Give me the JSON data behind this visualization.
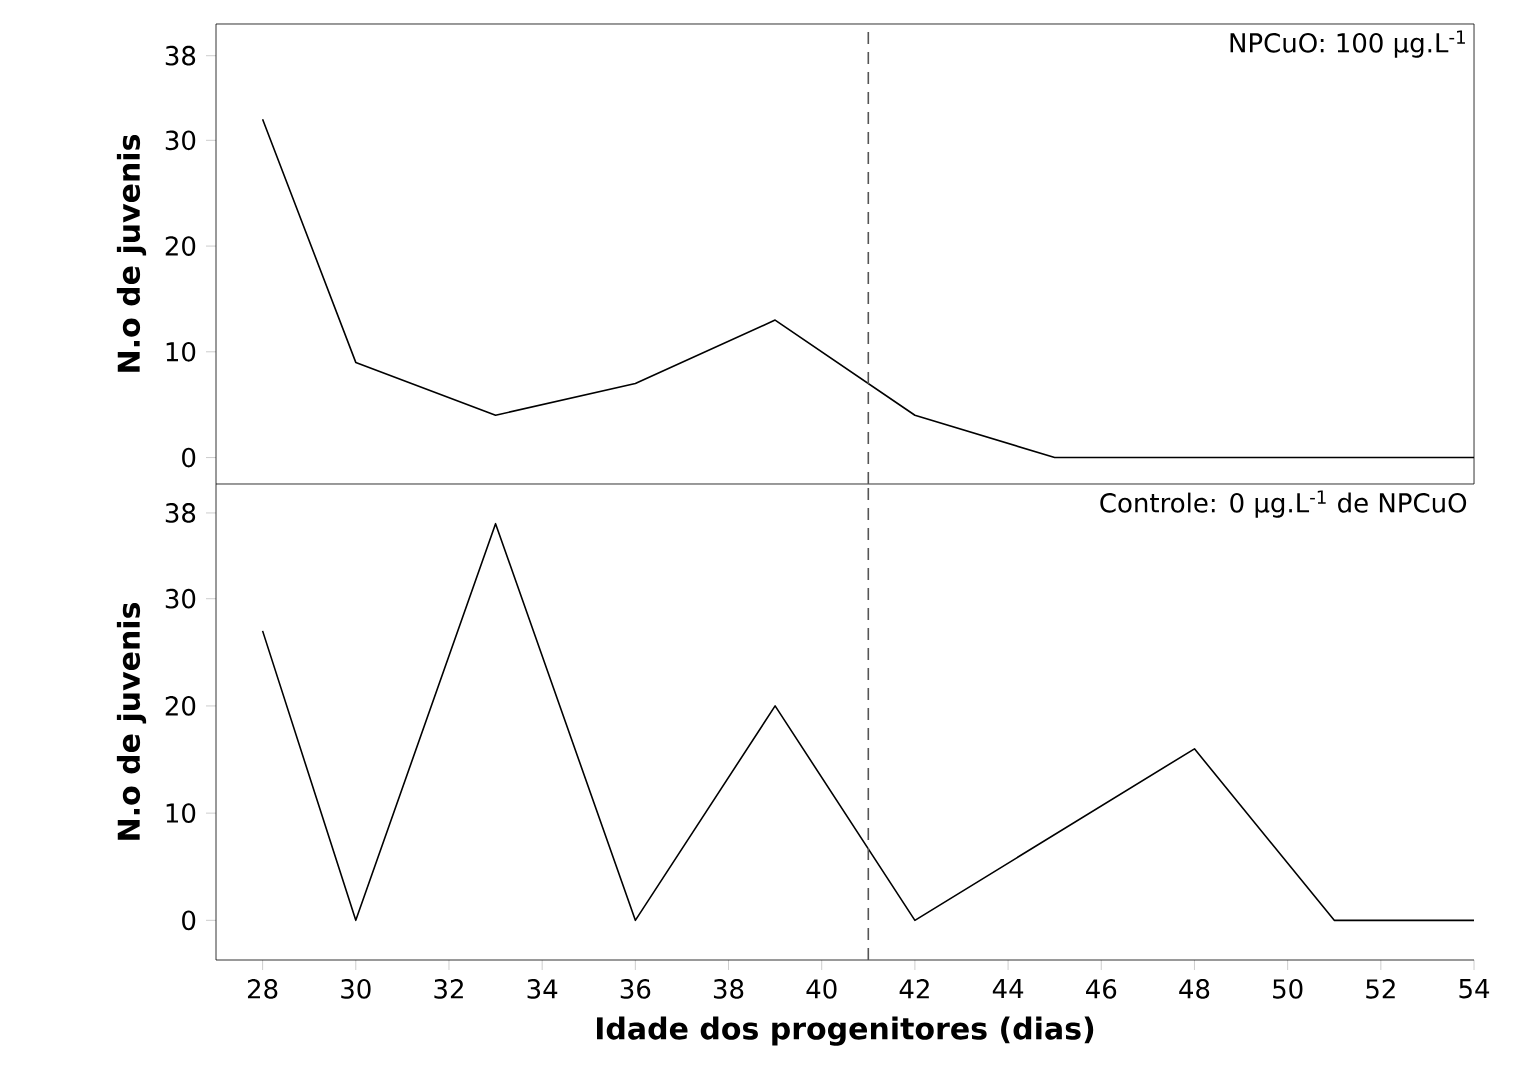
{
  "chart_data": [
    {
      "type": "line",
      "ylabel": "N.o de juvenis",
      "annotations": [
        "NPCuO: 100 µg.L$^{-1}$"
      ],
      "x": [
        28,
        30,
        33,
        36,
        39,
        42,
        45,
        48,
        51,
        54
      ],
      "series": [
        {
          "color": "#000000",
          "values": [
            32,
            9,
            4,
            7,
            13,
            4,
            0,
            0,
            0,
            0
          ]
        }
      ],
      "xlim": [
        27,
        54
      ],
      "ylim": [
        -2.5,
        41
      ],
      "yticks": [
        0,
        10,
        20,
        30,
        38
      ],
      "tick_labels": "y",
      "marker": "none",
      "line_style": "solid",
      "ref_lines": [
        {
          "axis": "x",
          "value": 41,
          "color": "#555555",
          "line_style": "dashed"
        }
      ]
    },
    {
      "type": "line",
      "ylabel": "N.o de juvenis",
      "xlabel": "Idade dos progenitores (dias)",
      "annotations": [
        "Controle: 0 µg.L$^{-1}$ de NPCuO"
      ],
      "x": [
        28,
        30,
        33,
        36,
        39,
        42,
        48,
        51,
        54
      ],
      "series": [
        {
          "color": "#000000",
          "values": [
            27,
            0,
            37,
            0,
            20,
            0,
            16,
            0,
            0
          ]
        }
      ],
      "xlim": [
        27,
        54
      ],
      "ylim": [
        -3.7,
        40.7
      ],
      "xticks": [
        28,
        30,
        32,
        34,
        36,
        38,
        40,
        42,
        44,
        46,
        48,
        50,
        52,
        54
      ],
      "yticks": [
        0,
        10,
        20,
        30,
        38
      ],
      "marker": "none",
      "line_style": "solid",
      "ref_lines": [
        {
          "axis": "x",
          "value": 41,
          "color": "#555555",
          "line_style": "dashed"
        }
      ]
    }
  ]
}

◇ ◇ ◇ ◇ ◇ ◇ ◇

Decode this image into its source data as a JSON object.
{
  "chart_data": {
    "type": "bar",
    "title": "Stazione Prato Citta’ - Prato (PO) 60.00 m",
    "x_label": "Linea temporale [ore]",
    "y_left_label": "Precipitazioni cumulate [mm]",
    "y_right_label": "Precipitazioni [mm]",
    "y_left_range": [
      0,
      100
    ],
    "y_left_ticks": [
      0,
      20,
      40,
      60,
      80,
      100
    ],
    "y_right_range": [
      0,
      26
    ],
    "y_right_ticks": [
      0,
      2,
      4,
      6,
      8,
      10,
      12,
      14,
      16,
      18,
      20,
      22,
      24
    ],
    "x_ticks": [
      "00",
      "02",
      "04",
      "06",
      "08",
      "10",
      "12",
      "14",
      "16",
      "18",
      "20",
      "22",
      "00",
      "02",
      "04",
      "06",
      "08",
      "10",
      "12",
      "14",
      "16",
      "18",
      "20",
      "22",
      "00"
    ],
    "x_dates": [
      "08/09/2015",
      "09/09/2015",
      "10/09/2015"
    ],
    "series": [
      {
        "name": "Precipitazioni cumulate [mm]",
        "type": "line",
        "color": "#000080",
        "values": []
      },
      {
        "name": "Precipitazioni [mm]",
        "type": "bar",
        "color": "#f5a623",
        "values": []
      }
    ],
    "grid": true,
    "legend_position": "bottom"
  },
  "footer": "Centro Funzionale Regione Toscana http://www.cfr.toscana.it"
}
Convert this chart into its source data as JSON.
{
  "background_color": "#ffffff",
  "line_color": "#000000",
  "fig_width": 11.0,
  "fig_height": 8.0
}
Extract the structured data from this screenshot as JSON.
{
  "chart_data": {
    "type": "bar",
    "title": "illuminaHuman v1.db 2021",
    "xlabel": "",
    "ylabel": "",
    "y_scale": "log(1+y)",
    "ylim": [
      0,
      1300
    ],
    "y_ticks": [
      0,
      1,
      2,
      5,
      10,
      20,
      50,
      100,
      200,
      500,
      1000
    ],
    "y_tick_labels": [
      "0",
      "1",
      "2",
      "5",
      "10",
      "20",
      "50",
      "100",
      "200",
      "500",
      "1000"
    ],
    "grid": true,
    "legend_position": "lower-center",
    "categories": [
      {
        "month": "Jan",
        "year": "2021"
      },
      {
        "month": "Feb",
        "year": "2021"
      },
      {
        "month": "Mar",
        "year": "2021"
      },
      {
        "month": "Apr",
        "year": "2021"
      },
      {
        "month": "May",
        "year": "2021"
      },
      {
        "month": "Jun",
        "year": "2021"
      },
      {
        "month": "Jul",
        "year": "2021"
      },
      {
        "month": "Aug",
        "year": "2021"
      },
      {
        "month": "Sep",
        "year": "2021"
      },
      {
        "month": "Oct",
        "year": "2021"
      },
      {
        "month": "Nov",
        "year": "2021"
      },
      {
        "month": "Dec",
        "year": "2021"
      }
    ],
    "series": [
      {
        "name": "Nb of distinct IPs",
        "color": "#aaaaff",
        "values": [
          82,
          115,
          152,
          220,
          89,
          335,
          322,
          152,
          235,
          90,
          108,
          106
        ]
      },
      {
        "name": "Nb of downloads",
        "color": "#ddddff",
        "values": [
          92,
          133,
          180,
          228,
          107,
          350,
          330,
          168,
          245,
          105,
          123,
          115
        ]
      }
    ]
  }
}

◇ ◇ ◇ ◇ ◇ ◇ ◇

> **The problem**
Locate each line containing the string "xlabel" and show it.

> **Response to this task**
      "xlabel": "Idade dos progenitores (dias)",
    "xlabel": "",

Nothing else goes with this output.